• The task
From the entries that follow, gather each line holding the word "SPANKKS".

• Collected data
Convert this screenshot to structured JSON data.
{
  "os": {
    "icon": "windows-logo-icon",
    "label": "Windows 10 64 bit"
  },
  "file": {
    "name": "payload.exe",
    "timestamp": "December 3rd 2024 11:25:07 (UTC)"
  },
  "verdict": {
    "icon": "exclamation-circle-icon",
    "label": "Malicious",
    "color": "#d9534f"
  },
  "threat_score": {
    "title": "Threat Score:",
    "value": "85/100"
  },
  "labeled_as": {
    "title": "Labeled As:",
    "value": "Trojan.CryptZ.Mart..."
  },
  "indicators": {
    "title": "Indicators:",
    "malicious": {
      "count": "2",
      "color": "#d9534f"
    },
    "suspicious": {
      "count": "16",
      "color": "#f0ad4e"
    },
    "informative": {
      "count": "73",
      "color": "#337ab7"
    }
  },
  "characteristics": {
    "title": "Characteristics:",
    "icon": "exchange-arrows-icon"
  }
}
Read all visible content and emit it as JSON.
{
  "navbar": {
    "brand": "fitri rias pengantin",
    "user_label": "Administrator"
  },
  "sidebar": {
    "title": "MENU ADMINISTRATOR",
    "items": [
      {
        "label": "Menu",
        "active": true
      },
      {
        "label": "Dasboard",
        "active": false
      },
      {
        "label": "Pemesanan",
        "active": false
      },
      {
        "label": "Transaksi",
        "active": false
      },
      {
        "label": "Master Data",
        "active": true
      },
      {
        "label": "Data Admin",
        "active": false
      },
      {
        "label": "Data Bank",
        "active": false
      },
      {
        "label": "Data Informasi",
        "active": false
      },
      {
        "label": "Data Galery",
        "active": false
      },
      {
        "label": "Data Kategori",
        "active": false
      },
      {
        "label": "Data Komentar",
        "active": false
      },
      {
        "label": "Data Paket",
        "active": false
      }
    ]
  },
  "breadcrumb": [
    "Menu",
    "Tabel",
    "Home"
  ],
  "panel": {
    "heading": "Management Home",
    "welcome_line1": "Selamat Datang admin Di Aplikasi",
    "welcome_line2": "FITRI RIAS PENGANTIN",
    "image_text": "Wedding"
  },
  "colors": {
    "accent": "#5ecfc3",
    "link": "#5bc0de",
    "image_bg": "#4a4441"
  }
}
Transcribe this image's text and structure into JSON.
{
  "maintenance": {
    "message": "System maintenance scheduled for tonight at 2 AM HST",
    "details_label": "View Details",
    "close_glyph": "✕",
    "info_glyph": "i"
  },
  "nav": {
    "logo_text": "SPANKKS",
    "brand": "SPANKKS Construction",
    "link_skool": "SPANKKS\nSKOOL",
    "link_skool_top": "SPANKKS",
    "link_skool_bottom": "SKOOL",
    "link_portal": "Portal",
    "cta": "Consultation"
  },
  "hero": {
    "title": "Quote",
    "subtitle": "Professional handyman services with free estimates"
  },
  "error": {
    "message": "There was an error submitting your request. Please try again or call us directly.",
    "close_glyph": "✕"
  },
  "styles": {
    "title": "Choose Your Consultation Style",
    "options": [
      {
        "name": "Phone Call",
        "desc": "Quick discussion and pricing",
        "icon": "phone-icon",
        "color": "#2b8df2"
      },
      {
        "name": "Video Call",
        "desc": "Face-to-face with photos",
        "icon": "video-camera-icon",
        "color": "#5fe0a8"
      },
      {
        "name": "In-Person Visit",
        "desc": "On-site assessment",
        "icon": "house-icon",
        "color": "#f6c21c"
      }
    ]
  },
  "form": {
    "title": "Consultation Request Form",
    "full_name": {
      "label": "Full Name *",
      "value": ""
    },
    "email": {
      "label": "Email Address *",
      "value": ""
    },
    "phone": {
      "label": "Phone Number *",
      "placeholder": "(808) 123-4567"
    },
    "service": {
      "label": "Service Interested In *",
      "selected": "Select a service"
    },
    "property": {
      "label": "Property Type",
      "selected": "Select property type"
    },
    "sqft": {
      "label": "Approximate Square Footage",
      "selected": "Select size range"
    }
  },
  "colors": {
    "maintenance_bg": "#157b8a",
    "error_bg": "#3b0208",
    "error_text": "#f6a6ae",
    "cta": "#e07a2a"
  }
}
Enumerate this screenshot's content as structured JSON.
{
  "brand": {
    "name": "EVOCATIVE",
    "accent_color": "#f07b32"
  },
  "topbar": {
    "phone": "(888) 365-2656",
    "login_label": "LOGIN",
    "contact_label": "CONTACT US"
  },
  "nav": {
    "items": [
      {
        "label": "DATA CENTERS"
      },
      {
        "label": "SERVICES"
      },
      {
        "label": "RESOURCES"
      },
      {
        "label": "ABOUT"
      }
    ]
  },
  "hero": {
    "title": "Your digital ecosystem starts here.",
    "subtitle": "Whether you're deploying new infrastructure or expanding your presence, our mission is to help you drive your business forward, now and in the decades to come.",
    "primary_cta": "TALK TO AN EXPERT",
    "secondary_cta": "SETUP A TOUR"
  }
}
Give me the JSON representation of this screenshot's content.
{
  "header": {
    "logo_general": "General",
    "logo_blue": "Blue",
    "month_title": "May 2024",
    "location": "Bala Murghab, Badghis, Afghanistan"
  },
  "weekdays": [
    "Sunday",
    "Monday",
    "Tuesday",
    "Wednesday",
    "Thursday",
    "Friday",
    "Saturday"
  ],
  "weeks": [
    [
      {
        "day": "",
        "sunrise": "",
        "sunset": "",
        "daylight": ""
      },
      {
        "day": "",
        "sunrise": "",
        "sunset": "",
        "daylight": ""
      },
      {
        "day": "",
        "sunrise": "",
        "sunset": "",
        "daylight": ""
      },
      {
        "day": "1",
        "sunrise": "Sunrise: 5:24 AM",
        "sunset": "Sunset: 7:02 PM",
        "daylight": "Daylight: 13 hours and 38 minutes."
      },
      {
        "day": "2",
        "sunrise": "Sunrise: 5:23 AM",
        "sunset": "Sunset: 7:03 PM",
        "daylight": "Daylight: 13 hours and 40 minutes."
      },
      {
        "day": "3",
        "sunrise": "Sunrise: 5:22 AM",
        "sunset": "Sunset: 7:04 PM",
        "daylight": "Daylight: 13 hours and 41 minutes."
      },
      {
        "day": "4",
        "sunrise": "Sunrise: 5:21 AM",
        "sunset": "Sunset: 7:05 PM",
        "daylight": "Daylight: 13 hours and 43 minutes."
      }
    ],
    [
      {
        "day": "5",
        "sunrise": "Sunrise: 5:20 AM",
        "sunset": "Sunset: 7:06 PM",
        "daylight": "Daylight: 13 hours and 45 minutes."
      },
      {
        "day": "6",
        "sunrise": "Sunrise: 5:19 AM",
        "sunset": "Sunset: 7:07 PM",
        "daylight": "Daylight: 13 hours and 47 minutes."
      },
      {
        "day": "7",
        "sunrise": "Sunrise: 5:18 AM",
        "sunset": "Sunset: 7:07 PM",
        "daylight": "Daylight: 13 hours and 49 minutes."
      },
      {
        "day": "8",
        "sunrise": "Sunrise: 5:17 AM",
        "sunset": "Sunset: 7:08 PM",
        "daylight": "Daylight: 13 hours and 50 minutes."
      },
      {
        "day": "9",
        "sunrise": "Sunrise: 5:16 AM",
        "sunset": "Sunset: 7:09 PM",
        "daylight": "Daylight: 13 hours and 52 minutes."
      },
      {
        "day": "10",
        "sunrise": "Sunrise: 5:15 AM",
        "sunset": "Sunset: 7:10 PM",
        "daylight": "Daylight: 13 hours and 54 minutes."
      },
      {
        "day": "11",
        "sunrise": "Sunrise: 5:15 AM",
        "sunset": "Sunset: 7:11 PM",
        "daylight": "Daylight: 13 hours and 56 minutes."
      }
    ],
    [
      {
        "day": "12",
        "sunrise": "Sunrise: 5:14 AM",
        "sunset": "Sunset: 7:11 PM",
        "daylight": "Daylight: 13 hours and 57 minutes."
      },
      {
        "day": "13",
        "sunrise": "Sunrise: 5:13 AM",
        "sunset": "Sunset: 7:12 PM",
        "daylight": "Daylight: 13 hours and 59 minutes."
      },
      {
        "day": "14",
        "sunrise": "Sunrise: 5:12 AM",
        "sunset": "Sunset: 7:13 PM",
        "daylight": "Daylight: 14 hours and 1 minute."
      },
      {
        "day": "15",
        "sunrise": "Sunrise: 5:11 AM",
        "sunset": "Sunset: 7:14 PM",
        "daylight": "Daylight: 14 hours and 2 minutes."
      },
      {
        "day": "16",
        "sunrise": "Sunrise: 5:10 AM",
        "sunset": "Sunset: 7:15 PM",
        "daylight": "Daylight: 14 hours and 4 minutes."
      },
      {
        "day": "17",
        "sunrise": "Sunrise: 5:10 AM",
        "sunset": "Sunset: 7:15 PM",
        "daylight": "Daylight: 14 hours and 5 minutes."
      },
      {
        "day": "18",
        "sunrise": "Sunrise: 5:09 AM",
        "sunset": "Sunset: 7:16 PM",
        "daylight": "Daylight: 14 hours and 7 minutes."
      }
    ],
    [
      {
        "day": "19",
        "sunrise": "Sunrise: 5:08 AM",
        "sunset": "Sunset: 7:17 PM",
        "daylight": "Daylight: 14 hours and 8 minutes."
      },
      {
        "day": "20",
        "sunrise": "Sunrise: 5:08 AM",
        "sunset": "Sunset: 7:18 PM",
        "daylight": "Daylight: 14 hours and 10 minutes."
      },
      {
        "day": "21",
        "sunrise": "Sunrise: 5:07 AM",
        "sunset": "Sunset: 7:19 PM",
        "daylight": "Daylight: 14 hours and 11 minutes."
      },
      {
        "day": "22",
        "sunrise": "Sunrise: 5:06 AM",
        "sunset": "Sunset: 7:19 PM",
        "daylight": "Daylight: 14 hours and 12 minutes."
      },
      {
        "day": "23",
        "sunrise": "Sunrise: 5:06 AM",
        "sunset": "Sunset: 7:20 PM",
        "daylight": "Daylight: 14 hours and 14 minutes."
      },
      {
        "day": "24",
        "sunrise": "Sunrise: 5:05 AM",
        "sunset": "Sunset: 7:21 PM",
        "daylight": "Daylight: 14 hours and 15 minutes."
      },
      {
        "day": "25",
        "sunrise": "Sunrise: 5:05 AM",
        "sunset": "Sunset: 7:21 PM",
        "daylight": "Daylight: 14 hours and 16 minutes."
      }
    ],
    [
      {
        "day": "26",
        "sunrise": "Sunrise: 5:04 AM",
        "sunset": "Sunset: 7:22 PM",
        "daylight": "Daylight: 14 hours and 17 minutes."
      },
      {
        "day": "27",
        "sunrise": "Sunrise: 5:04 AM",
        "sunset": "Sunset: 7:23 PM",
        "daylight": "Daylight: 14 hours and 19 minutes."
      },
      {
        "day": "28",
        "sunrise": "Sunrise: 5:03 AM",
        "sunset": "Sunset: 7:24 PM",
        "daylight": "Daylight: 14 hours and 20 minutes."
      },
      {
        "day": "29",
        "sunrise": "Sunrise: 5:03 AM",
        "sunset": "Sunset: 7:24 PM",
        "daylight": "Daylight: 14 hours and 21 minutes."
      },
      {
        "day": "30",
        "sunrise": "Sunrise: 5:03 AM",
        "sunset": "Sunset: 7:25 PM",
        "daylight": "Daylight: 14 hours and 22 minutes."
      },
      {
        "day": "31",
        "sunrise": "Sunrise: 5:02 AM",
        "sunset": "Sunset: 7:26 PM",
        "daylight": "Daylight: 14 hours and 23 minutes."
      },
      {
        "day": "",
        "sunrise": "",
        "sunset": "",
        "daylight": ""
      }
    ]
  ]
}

• Written reply
    "logo_text": "SPANKKS",
    "brand": "SPANKKS Construction",
    "link_skool": "SPANKKS\nSKOOL",
    "link_skool_top": "SPANKKS",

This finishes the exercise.